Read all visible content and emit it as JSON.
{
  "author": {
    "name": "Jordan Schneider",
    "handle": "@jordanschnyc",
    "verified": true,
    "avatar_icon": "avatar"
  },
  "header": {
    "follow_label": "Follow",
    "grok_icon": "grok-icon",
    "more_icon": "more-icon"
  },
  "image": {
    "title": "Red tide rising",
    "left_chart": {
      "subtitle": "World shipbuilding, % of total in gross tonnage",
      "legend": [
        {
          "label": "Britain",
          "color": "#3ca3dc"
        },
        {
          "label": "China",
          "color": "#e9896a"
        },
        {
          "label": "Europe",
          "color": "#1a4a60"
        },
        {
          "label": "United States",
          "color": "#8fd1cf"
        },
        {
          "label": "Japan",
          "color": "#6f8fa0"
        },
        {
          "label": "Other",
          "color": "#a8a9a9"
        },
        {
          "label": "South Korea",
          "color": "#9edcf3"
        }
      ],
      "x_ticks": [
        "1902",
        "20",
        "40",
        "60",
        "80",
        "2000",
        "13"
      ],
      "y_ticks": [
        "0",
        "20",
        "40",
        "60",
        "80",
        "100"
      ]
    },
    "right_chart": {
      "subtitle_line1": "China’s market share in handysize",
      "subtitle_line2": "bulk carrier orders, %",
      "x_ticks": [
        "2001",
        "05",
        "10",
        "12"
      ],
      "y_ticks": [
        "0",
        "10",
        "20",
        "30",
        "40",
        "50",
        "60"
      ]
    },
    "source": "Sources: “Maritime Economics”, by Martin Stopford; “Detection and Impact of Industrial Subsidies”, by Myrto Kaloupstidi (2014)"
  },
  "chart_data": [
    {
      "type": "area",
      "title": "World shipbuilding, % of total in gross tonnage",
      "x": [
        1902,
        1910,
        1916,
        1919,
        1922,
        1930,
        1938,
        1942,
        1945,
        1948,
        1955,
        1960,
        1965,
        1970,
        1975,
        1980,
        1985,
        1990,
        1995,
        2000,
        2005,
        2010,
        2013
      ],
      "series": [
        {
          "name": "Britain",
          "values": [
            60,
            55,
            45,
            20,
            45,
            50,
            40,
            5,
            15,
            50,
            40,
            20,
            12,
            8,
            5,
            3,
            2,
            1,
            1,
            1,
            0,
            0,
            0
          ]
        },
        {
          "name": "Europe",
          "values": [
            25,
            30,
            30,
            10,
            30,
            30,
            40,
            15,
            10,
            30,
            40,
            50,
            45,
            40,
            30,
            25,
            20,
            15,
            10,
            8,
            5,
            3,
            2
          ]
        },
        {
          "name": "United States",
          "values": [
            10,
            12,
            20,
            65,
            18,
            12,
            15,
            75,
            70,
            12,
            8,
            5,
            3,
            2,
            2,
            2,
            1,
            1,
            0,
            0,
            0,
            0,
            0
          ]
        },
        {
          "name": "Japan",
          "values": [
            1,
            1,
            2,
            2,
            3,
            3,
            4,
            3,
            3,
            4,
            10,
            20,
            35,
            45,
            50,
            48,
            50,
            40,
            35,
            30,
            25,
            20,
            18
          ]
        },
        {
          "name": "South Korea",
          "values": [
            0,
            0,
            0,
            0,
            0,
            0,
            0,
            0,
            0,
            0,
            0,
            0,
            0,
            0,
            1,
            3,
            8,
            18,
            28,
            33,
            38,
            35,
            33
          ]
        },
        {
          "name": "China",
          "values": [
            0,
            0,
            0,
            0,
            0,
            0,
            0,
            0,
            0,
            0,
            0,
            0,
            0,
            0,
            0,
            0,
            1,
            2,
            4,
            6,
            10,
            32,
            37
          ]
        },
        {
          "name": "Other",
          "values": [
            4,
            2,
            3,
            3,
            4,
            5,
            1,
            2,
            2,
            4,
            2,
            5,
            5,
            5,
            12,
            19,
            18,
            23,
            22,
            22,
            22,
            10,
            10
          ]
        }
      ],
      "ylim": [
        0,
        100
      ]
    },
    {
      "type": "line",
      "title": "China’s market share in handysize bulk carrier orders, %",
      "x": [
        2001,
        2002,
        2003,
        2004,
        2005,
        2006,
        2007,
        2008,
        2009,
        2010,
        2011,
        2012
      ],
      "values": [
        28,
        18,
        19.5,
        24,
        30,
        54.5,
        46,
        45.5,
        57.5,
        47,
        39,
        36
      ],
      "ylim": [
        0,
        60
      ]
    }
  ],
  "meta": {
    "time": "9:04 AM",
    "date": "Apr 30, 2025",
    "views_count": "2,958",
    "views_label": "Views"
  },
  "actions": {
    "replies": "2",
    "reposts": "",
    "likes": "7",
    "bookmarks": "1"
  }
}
..........
### Task directions
Copy every record exactly as presented.

### Answer to this task
Read all visible content and emit it as JSON.
{
  "author": {
    "name": "Jordan Schneider",
    "handle": "@jordanschnyc",
    "verified": true,
    "avatar_icon": "avatar"
  },
  "header": {
    "follow_label": "Follow",
    "grok_icon": "grok-icon",
    "more_icon": "more-icon"
  },
  "image": {
    "title": "Red tide rising",
    "left_chart": {
      "subtitle": "World shipbuilding, % of total in gross tonnage",
      "legend": [
        {
          "label": "Britain",
          "color": "#3ca3dc"
        },
        {
          "label": "China",
          "color": "#e9896a"
        },
        {
          "label": "Europe",
          "color": "#1a4a60"
        },
        {
          "label": "United States",
          "color": "#8fd1cf"
        },
        {
          "label": "Japan",
          "color": "#6f8fa0"
        },
        {
          "label": "Other",
          "color": "#a8a9a9"
        },
        {
          "label": "South Korea",
          "color": "#9edcf3"
        }
      ],
      "x_ticks": [
        "1902",
        "20",
        "40",
        "60",
        "80",
        "2000",
        "13"
      ],
      "y_ticks": [
        "0",
        "20",
        "40",
        "60",
        "80",
        "100"
      ]
    },
    "right_chart": {
      "subtitle_line1": "China’s market share in handysize",
      "subtitle_line2": "bulk carrier orders, %",
      "x_ticks": [
        "2001",
        "05",
        "10",
        "12"
      ],
      "y_ticks": [
        "0",
        "10",
        "20",
        "30",
        "40",
        "50",
        "60"
      ]
    },
    "source": "Sources: “Maritime Economics”, by Martin Stopford; “Detection and Impact of Industrial Subsidies”, by Myrto Kaloupstidi (2014)"
  },
  "chart_data": [
    {
      "type": "area",
      "title": "World shipbuilding, % of total in gross tonnage",
      "x": [
        1902,
        1910,
        1916,
        1919,
        1922,
        1930,
        1938,
        1942,
        1945,
        1948,
        1955,
        1960,
        1965,
        1970,
        1975,
        1980,
        1985,
        1990,
        1995,
        2000,
        2005,
        2010,
        2013
      ],
      "series": [
        {
          "name": "Britain",
          "values": [
            60,
            55,
            45,
            20,
            45,
            50,
            40,
            5,
            15,
            50,
            40,
            20,
            12,
            8,
            5,
            3,
            2,
            1,
            1,
            1,
            0,
            0,
            0
          ]
        },
        {
          "name": "Europe",
          "values": [
            25,
            30,
            30,
            10,
            30,
            30,
            40,
            15,
            10,
            30,
            40,
            50,
            45,
            40,
            30,
            25,
            20,
            15,
            10,
            8,
            5,
            3,
            2
          ]
        },
        {
          "name": "United States",
          "values": [
            10,
            12,
            20,
            65,
            18,
            12,
            15,
            75,
            70,
            12,
            8,
            5,
            3,
            2,
            2,
            2,
            1,
            1,
            0,
            0,
            0,
            0,
            0
          ]
        },
        {
          "name": "Japan",
          "values": [
            1,
            1,
            2,
            2,
            3,
            3,
            4,
            3,
            3,
            4,
            10,
            20,
            35,
            45,
            50,
            48,
            50,
            40,
            35,
            30,
            25,
            20,
            18
          ]
        },
        {
          "name": "South Korea",
          "values": [
            0,
            0,
            0,
            0,
            0,
            0,
            0,
            0,
            0,
            0,
            0,
            0,
            0,
            0,
            1,
            3,
            8,
            18,
            28,
            33,
            38,
            35,
            33
          ]
        },
        {
          "name": "China",
          "values": [
            0,
            0,
            0,
            0,
            0,
            0,
            0,
            0,
            0,
            0,
            0,
            0,
            0,
            0,
            0,
            0,
            1,
            2,
            4,
            6,
            10,
            32,
            37
          ]
        },
        {
          "name": "Other",
          "values": [
            4,
            2,
            3,
            3,
            4,
            5,
            1,
            2,
            2,
            4,
            2,
            5,
            5,
            5,
            12,
            19,
            18,
            23,
            22,
            22,
            22,
            10,
            10
          ]
        }
      ],
      "ylim": [
        0,
        100
      ]
    },
    {
      "type": "line",
      "title": "China’s market share in handysize bulk carrier orders, %",
      "x": [
        2001,
        2002,
        2003,
        2004,
        2005,
        2006,
        2007,
        2008,
        2009,
        2010,
        2011,
        2012
      ],
      "values": [
        28,
        18,
        19.5,
        24,
        30,
        54.5,
        46,
        45.5,
        57.5,
        47,
        39,
        36
      ],
      "ylim": [
        0,
        60
      ]
    }
  ],
  "meta": {
    "time": "9:04 AM",
    "date": "Apr 30, 2025",
    "views_count": "2,958",
    "views_label": "Views"
  },
  "actions": {
    "replies": "2",
    "reposts": "",
    "likes": "7",
    "bookmarks": "1"
  }
}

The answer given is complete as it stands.